**Instructions for the task**
Draw out every line with the word "Cudworth" from the listing below.

**Data for this exercise**
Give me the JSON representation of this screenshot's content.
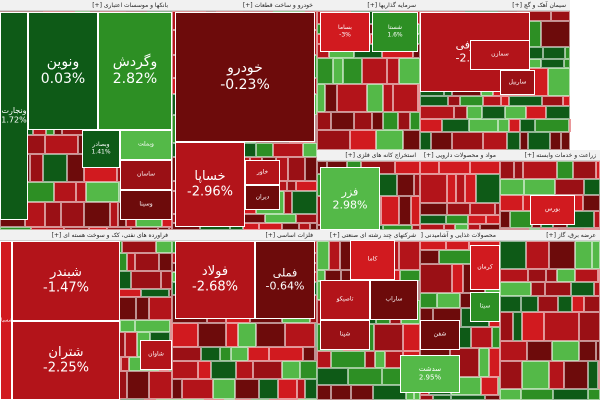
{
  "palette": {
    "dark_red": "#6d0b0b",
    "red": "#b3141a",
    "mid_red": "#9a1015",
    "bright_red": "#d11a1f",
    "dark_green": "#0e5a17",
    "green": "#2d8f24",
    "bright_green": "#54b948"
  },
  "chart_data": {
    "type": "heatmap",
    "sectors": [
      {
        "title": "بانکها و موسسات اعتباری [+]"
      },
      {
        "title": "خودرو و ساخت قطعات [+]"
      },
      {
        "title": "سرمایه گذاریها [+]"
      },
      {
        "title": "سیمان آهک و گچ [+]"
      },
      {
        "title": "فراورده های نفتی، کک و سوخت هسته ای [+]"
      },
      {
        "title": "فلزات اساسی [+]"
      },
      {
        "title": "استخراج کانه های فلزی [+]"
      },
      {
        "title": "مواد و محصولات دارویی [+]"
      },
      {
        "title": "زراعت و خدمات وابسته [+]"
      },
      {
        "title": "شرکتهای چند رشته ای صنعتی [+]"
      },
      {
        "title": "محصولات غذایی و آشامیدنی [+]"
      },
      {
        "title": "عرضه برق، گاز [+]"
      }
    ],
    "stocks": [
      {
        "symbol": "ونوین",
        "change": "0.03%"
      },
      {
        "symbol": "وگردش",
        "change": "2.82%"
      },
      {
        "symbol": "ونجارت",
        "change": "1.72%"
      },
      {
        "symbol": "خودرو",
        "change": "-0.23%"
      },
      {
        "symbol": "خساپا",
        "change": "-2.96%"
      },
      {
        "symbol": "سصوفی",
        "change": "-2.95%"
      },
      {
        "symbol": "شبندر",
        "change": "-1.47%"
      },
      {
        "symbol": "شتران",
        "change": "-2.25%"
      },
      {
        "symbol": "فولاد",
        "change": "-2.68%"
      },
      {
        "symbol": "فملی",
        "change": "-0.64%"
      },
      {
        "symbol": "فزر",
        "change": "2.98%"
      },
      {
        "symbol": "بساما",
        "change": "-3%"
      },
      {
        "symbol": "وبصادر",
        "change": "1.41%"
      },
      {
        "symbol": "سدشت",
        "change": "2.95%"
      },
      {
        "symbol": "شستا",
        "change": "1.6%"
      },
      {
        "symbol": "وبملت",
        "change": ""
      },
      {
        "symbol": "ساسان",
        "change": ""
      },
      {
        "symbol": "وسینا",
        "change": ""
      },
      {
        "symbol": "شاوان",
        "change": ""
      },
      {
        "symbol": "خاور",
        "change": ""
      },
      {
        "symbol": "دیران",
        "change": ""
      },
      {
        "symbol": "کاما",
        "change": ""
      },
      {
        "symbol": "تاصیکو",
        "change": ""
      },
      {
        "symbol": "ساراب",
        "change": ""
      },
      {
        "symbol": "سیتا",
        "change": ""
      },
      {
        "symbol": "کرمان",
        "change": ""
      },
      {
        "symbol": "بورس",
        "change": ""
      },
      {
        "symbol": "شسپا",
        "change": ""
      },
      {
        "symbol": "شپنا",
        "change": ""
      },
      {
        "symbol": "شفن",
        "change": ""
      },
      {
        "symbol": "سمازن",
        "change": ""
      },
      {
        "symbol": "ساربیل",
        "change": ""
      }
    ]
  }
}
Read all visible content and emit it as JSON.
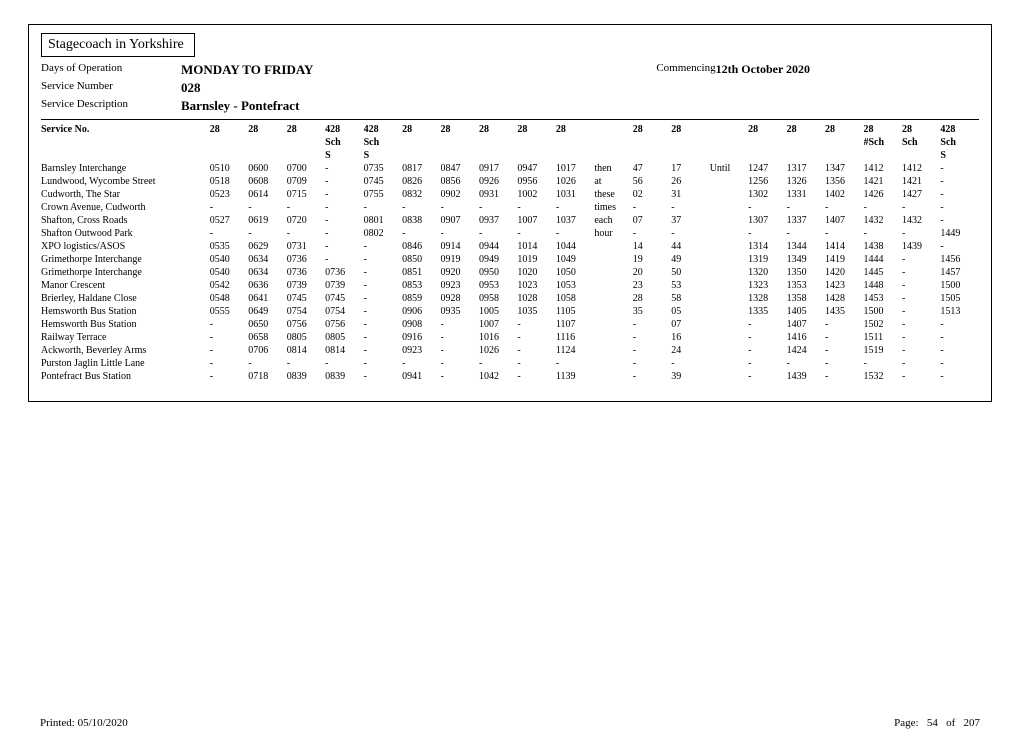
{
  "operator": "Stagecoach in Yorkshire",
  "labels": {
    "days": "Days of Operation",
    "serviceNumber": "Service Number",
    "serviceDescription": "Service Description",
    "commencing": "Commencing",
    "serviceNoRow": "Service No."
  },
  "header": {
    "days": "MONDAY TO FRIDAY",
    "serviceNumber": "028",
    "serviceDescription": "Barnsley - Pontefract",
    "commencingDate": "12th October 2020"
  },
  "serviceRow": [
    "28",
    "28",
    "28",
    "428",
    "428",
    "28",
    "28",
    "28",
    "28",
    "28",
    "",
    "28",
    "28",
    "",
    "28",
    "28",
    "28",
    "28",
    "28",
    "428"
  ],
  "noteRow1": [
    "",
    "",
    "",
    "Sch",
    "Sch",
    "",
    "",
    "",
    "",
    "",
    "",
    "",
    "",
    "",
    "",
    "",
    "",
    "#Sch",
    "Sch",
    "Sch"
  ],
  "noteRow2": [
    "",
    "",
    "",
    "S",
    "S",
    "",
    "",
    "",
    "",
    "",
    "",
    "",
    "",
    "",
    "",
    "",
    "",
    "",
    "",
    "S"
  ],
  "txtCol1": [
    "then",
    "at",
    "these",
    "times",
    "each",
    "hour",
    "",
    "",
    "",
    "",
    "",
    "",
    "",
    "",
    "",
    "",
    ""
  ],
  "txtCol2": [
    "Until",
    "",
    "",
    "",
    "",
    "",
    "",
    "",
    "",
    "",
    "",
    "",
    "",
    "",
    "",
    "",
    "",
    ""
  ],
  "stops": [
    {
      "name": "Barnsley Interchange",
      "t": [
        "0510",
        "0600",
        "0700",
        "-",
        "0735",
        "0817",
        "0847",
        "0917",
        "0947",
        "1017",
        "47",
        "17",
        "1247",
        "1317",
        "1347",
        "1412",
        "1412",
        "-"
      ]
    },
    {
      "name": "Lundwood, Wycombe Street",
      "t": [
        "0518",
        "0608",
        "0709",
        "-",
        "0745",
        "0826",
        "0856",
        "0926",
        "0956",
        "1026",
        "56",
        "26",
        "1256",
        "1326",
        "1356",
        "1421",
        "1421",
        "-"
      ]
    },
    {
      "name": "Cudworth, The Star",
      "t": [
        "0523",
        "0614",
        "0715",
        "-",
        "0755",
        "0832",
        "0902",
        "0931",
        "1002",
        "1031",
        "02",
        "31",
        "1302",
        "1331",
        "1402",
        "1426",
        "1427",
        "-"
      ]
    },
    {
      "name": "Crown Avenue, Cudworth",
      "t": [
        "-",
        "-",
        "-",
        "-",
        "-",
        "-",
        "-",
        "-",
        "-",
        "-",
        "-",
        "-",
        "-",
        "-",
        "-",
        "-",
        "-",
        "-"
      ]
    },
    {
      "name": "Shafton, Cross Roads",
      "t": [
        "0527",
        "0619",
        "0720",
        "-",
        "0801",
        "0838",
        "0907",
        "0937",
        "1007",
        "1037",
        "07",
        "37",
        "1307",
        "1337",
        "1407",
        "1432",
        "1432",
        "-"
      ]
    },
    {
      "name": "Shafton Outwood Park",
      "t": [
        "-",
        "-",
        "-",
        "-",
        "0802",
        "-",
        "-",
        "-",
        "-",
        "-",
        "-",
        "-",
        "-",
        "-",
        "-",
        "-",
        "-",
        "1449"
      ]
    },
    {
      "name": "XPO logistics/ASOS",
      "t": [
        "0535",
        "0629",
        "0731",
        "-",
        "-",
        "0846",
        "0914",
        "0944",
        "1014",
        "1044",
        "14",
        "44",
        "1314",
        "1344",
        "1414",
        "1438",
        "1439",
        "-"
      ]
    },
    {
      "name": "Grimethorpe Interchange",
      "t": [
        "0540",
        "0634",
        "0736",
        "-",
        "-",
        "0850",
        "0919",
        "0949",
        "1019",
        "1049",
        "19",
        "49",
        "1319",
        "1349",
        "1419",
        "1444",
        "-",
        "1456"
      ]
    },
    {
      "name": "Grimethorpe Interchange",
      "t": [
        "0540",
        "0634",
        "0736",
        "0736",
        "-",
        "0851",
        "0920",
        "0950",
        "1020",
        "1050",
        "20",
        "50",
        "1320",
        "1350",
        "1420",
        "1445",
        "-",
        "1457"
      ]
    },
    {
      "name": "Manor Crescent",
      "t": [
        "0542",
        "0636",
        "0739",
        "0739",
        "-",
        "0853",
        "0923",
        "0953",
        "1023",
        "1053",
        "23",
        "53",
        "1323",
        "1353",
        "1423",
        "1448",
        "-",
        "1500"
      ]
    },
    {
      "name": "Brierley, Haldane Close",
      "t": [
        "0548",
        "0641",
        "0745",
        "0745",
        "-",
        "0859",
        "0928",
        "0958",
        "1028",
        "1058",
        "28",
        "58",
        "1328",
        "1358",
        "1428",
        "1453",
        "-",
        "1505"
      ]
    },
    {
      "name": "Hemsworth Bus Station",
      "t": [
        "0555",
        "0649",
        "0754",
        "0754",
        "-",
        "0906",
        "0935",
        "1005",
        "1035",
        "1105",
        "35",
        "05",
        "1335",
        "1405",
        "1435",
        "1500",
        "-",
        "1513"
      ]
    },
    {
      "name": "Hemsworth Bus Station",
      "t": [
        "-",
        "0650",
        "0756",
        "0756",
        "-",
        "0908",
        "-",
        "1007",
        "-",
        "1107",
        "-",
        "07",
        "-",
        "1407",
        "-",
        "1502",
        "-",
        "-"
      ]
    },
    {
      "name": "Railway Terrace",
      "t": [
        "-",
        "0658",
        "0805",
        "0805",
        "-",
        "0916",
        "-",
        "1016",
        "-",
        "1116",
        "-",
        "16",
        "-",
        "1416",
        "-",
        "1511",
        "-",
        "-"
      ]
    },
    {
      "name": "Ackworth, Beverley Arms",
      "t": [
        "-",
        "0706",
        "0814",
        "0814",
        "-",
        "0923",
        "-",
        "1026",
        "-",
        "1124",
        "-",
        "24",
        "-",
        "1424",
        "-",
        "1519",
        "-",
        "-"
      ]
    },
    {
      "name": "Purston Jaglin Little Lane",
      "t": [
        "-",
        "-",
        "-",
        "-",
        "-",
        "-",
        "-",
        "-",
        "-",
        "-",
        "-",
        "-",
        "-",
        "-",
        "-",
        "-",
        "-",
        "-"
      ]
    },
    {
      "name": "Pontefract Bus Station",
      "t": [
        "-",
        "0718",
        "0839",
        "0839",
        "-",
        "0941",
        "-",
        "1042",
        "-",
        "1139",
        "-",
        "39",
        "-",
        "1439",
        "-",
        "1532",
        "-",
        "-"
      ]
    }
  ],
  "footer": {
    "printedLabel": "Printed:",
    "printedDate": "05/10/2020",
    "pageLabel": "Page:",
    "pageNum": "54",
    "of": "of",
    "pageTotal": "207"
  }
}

**Response to this exercise**
      "name": "Cudworth, The Star",
      "name": "Crown Avenue, Cudworth",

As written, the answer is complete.